#### Entries provided

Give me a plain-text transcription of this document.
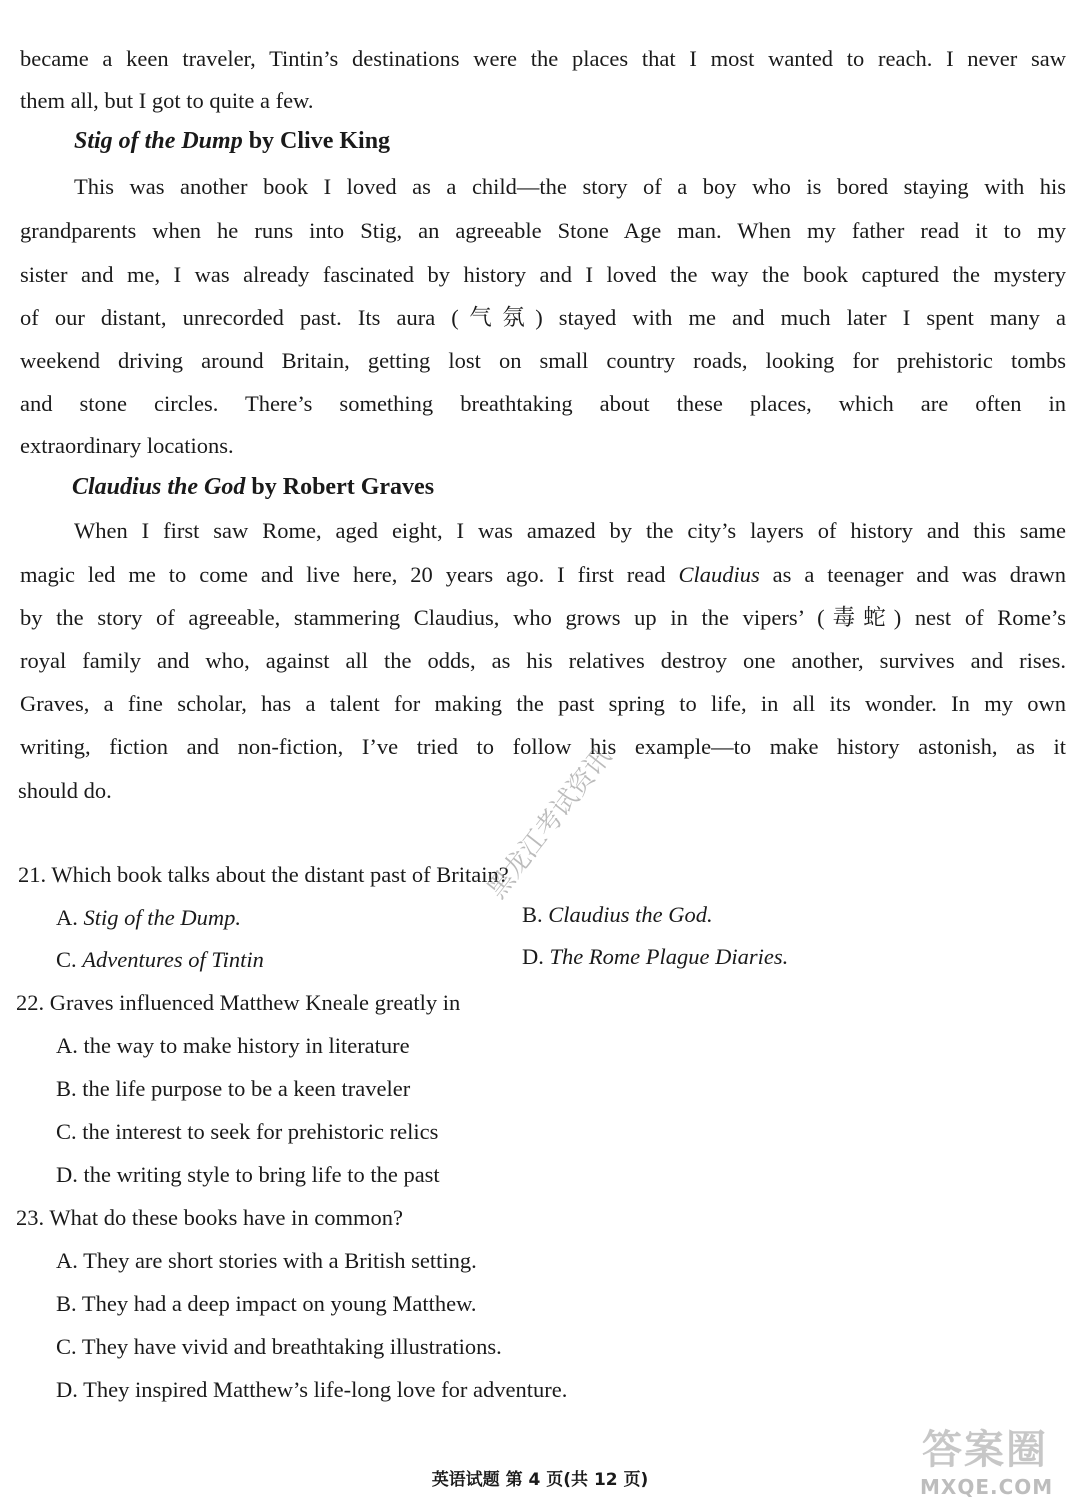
became a keen traveler, Tintin’s destinations were the places that I most wanted to reach. I never saw
them all, but I got to quite a few.
Stig of the Dump by Clive King
This was another book I loved as a child—the story of a boy who is bored staying with his
grandparents when he runs into Stig, an agreeable Stone Age man. When my father read it to my
sister and me, I was already fascinated by history and I loved the way the book captured the mystery
of our distant, unrecorded past. Its aura (气氛) stayed with me and much later I spent many a
weekend driving around Britain, getting lost on small country roads, looking for prehistoric tombs
and stone circles. There’s something breathtaking about these places, which are often in
extraordinary locations.
Claudius the God by Robert Graves
When I first saw Rome, aged eight, I was amazed by the city’s layers of history and this same
magic led me to come and live here, 20 years ago. I first read Claudius as a teenager and was drawn
by the story of agreeable, stammering Claudius, who grows up in the vipers’ (毒蛇) nest of Rome’s
royal family and who, against all the odds, as his relatives destroy one another, survives and rises.
Graves, a fine scholar, has a talent for making the past spring to life, in all its wonder. In my own
writing, fiction and non-fiction, I’ve tried to follow his example—to make history astonish, as it
should do.
21. Which book talks about the distant past of Britain?
A. Stig of the Dump.	B. Claudius the God.
C. Adventures of Tintin	D. The Rome Plague Diaries.
22. Graves influenced Matthew Kneale greatly in
A. the way to make history in literature
B. the life purpose to be a keen traveler
C. the interest to seek for prehistoric relics
D. the writing style to bring life to the past
23. What do these books have in common?
A. They are short stories with a British setting.
B. They had a deep impact on young Matthew.
C. They have vivid and breathtaking illustrations.
D. They inspired Matthew’s life-long love for adventure.
黑龙江考试资讯
英语试题 第 4 页(共 12 页)
答案圈
MXQE.COM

########

What you will do: Look through the entries above. Extract each line with the word "first".

The result:
When I first saw Rome, aged eight, I was amazed by the city’s layers of history and this same
magic led me to come and live here, 20 years ago. I first read Claudius as a teenager and was drawn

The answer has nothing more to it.